:: Source records ::
Begin
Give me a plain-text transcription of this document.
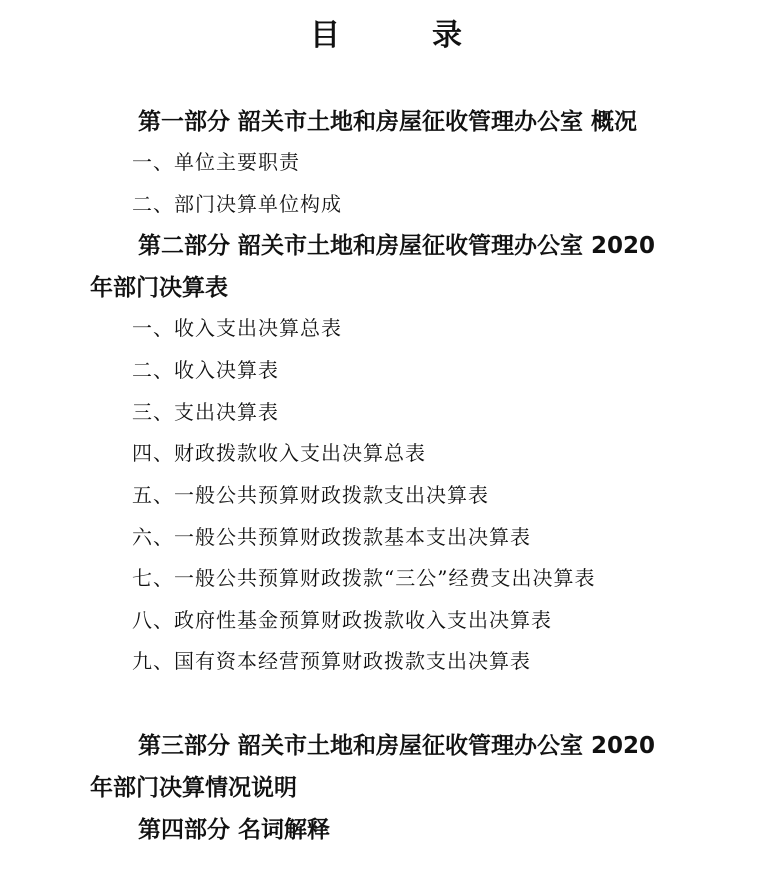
目	录
第一部分 韶关市土地和房屋征收管理办公室 概况
一、单位主要职责
二、部门决算单位构成
第二部分 韶关市土地和房屋征收管理办公室 2020
年部门决算表
一、收入支出决算总表
二、收入决算表
三、支出决算表
四、财政拨款收入支出决算总表
五、一般公共预算财政拨款支出决算表
六、一般公共预算财政拨款基本支出决算表
七、一般公共预算财政拨款“三公”经费支出决算表
八、政府性基金预算财政拨款收入支出决算表
九、国有资本经营预算财政拨款支出决算表
第三部分 韶关市土地和房屋征收管理办公室 2020
年部门决算情况说明
第四部分 名词解释
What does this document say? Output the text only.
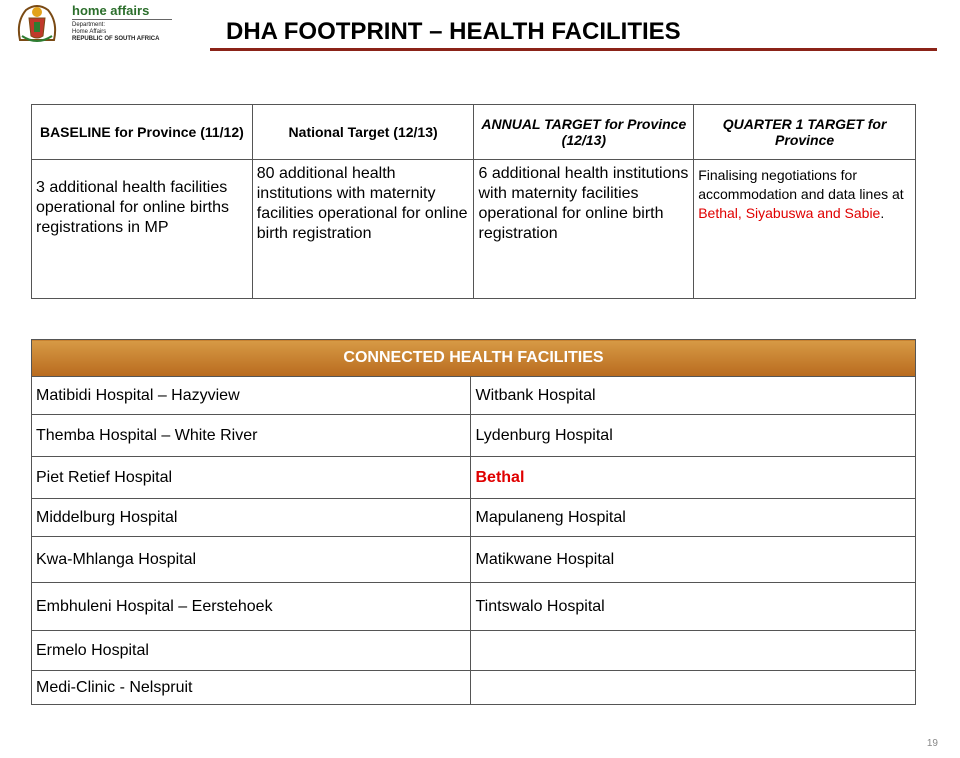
home affairs
Department:
Home Affairs
REPUBLIC OF SOUTH AFRICA	DHA FOOTPRINT – HEALTH FACILITIES
BASELINE for Province (11/12)	National Target (12/13)	ANNUAL TARGET for Province (12/13)	QUARTER 1 TARGET for Province
3 additional health facilities operational for online births registrations in MP	80 additional health institutions with maternity facilities operational for online birth registration	6 additional health institutions with maternity facilities operational for online birth registration	Finalising negotiations for accommodation and data lines at Bethal, Siyabuswa and Sabie.
CONNECTED HEALTH FACILITIES	
Matibidi Hospital – Hazyview	Witbank Hospital
Themba Hospital – White River	Lydenburg Hospital
Piet Retief Hospital	Bethal
Middelburg Hospital	Mapulaneng Hospital
Kwa-Mhlanga Hospital	Matikwane Hospital
Embhuleni Hospital – Eerstehoek	Tintswalo Hospital
Ermelo Hospital	
Medi-Clinic - Nelspruit	
19
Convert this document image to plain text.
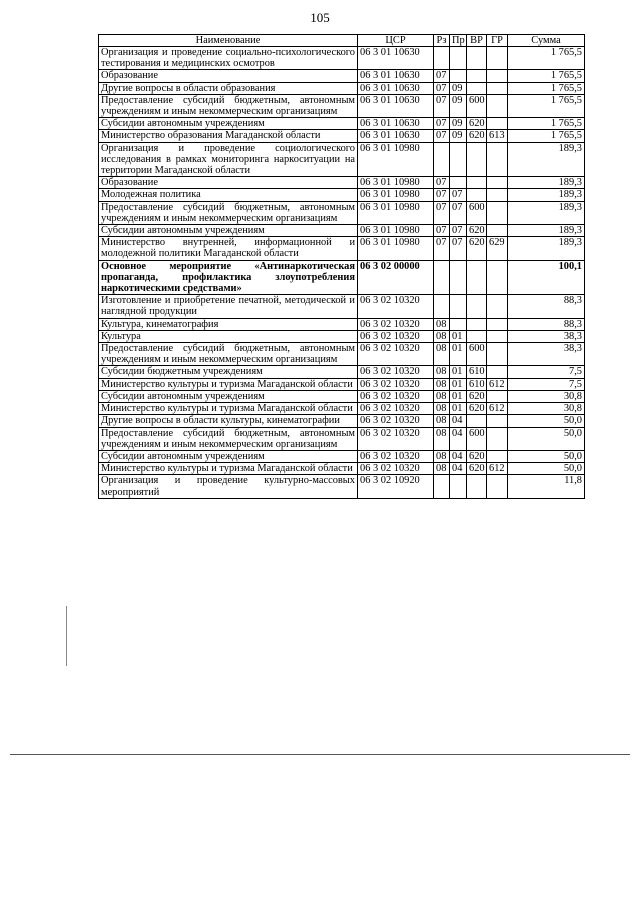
105
Наименование	ЦСР	Рз	Пр	ВР	ГР	Сумма
Организация и проведение социально-психологического тестирования и медицинских осмотров	06 3 01 10630					1 765,5
Образование	06 3 01 10630	07				1 765,5
Другие вопросы в области образования	06 3 01 10630	07	09			1 765,5
Предоставление субсидий бюджетным, автономным учреждениям и иным некоммерческим организациям	06 3 01 10630	07	09	600		1 765,5
Субсидии автономным учреждениям	06 3 01 10630	07	09	620		1 765,5
Министерство образования Магаданской области	06 3 01 10630	07	09	620	613	1 765,5
Организация и проведение социологического исследования в рамках мониторинга наркоситуации на территории Магаданской области	06 3 01 10980					189,3
Образование	06 3 01 10980	07				189,3
Молодежная политика	06 3 01 10980	07	07			189,3
Предоставление субсидий бюджетным, автономным учреждениям и иным некоммерческим организациям	06 3 01 10980	07	07	600		189,3
Субсидии автономным учреждениям	06 3 01 10980	07	07	620		189,3
Министерство внутренней, информационной и молодежной политики Магаданской области	06 3 01 10980	07	07	620	629	189,3
Основное мероприятие «Антинаркотическая пропаганда, профилактика злоупотребления наркотическими средствами»	06 3 02 00000					100,1
Изготовление и приобретение печатной, методической и наглядной продукции	06 3 02 10320					88,3
Культура, кинематография	06 3 02 10320	08				88,3
Культура	06 3 02 10320	08	01			38,3
Предоставление субсидий бюджетным, автономным учреждениям и иным некоммерческим организациям	06 3 02 10320	08	01	600		38,3
Субсидии бюджетным учреждениям	06 3 02 10320	08	01	610		7,5
Министерство культуры и туризма Магаданской области	06 3 02 10320	08	01	610	612	7,5
Субсидии автономным учреждениям	06 3 02 10320	08	01	620		30,8
Министерство культуры и туризма Магаданской области	06 3 02 10320	08	01	620	612	30,8
Другие вопросы в области культуры, кинематографии	06 3 02 10320	08	04			50,0
Предоставление субсидий бюджетным, автономным учреждениям и иным некоммерческим организациям	06 3 02 10320	08	04	600		50,0
Субсидии автономным учреждениям	06 3 02 10320	08	04	620		50,0
Министерство культуры и туризма Магаданской области	06 3 02 10320	08	04	620	612	50,0
Организация и проведение культурно-массовых мероприятий	06 3 02 10920					11,8
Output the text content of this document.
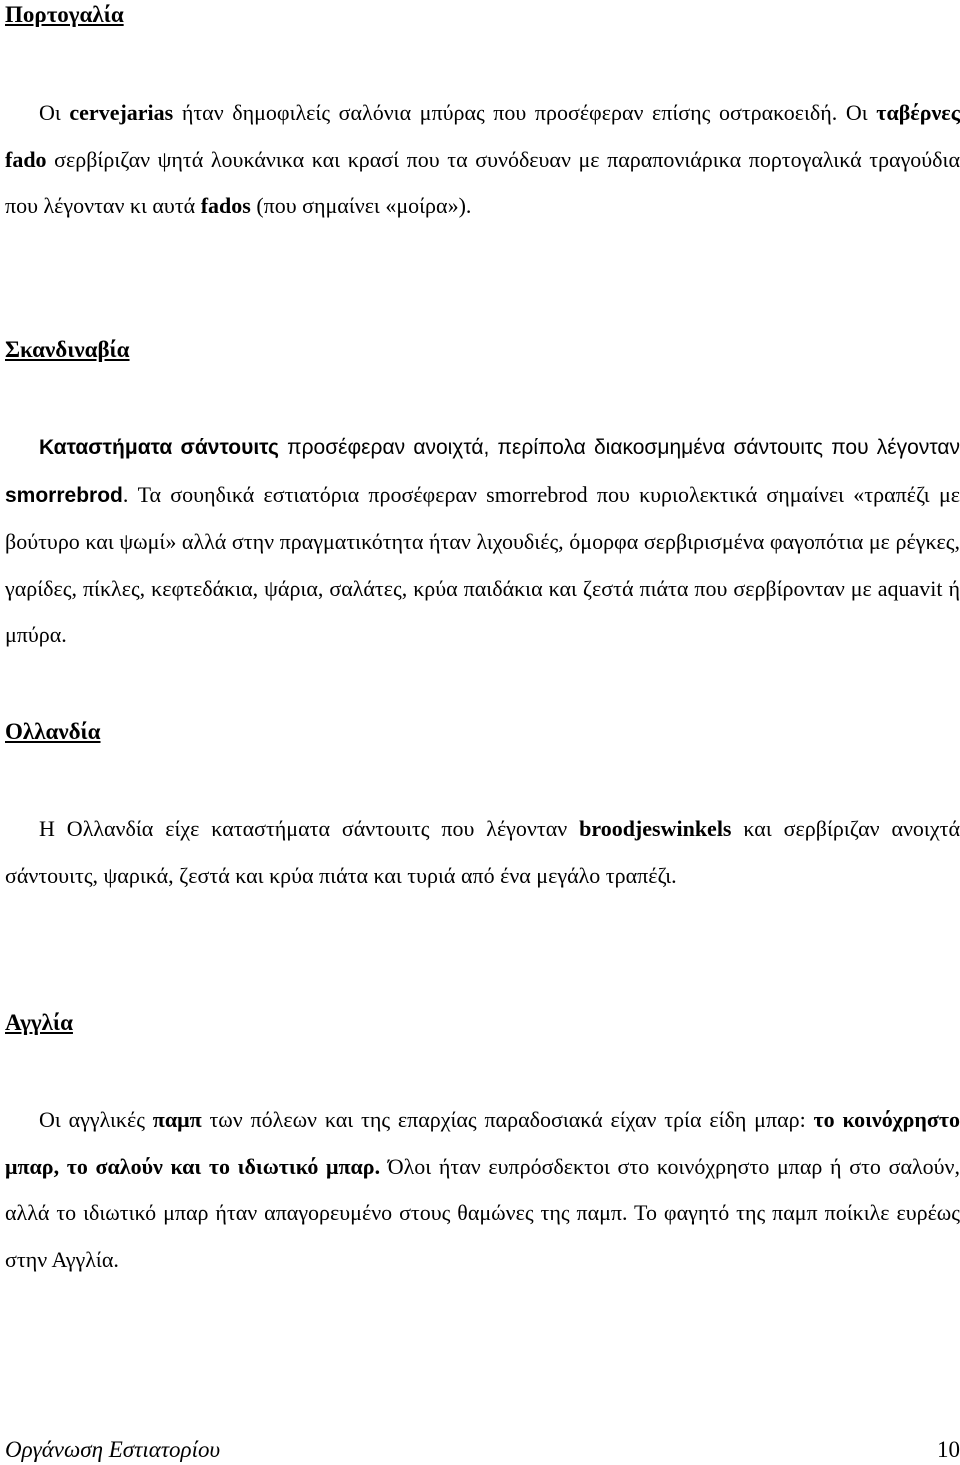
Πορτογαλία

Οι cervejarias ήταν δημοφιλείς σαλόνια μπύρας που προσέφεραν επίσης οστρακοειδή. Οι ταβέρνες fado σερβίριζαν ψητά λουκάνικα και κρασί που τα συνόδευαν με παραπονιάρικα πορτογαλικά τραγούδια που λέγονταν κι αυτά fados (που σημαίνει «μοίρα»).

Σκανδιναβία

Καταστήματα σάντουιτς προσέφεραν ανοιχτά, περίπολα διακοσμημένα σάντουιτς που λέγονταν smorrebrod. Τα σουηδικά εστιατόρια προσέφεραν smorrebrod που κυριολεκτικά σημαίνει «τραπέζι με βούτυρο και ψωμί» αλλά στην πραγματικότητα ήταν λιχουδιές, όμορφα σερβιρισμένα φαγοπότια με ρέγκες, γαρίδες, πίκλες, κεφτεδάκια, ψάρια, σαλάτες, κρύα παιδάκια και ζεστά πιάτα που σερβίρονταν με aquavit ή μπύρα.

Ολλανδία

Η Ολλανδία είχε καταστήματα σάντουιτς που λέγονταν broodjeswinkels και σερβίριζαν ανοιχτά σάντουιτς, ψαρικά, ζεστά και κρύα πιάτα και τυριά από ένα μεγάλο τραπέζι.

Αγγλία

Οι αγγλικές παμπ των πόλεων και της επαρχίας παραδοσιακά είχαν τρία είδη μπαρ: το κοινόχρηστο μπαρ, το σαλούν και το ιδιωτικό μπαρ. Όλοι ήταν ευπρόσδεκτοι στο κοινόχρηστο μπαρ ή στο σαλούν, αλλά το ιδιωτικό μπαρ ήταν απαγορευμένο στους θαμώνες της παμπ. Το φαγητό της παμπ ποίκιλε ευρέως στην Αγγλία.

Οργάνωση Εστιατορίου	10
End
:: Task ::
Copy all lines from the material that include "Output".

:: Finished task ::
What does this document say? Output the text only.
Output the text content of this document.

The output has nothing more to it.